# START OF Given records

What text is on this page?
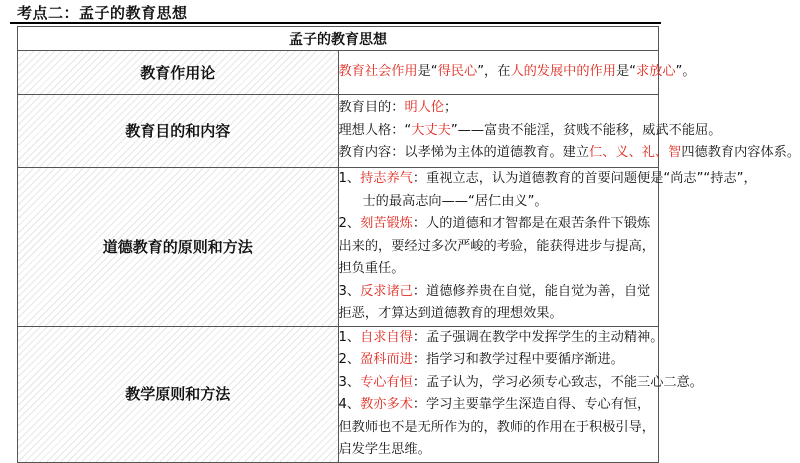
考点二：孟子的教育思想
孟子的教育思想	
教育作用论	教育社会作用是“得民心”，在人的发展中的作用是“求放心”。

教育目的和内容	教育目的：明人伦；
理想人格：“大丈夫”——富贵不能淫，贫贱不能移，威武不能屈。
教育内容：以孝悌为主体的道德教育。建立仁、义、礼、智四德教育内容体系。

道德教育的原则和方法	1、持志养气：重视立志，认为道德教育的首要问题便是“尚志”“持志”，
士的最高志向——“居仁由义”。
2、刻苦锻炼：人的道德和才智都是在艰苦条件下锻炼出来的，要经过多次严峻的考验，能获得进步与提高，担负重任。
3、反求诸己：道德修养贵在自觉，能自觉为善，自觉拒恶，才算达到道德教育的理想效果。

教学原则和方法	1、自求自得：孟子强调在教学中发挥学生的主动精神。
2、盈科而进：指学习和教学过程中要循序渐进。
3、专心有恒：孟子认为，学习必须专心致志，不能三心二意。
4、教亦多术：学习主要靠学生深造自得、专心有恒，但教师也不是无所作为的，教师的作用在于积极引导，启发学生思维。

# END OF Given records
# START OF Given records

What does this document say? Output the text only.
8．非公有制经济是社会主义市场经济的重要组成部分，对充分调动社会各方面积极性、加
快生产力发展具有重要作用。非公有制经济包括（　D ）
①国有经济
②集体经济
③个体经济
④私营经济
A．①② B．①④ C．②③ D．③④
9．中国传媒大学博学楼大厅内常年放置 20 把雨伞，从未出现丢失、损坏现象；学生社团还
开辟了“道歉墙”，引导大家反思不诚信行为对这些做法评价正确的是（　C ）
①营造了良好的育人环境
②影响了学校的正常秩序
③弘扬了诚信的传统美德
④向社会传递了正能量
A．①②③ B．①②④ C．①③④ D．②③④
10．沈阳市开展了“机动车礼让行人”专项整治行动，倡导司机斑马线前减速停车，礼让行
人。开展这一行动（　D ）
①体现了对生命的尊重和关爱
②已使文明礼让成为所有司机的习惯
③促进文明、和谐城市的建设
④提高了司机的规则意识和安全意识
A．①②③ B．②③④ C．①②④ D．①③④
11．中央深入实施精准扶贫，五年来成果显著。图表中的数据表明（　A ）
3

# END OF Given records
# START OF Given records

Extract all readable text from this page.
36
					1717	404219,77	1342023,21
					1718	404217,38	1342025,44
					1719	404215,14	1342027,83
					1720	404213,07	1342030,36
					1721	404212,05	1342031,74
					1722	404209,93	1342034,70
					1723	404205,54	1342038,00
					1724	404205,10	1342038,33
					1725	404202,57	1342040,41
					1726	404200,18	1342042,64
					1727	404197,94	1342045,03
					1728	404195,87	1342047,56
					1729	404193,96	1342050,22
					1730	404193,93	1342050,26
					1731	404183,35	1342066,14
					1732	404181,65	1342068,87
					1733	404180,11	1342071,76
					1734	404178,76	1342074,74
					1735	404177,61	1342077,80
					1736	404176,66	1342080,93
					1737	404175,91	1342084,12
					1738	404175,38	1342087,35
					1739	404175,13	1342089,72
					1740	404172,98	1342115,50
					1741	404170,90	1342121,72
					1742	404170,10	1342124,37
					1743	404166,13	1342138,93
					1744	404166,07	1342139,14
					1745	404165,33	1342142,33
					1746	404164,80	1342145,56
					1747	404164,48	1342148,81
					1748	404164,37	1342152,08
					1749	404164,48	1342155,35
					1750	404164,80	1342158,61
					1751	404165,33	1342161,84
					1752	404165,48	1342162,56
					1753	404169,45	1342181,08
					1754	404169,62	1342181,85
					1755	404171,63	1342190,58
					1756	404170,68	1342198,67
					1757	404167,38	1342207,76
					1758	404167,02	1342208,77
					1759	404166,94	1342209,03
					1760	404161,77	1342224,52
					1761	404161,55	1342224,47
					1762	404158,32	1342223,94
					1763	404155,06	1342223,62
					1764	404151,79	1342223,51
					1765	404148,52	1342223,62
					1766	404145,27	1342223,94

# END OF Given records

__Task description__.
Find "What". Copy every line it occurs in.

__Correct answer__.
What text is on this page?
What does this document say? Output the text only.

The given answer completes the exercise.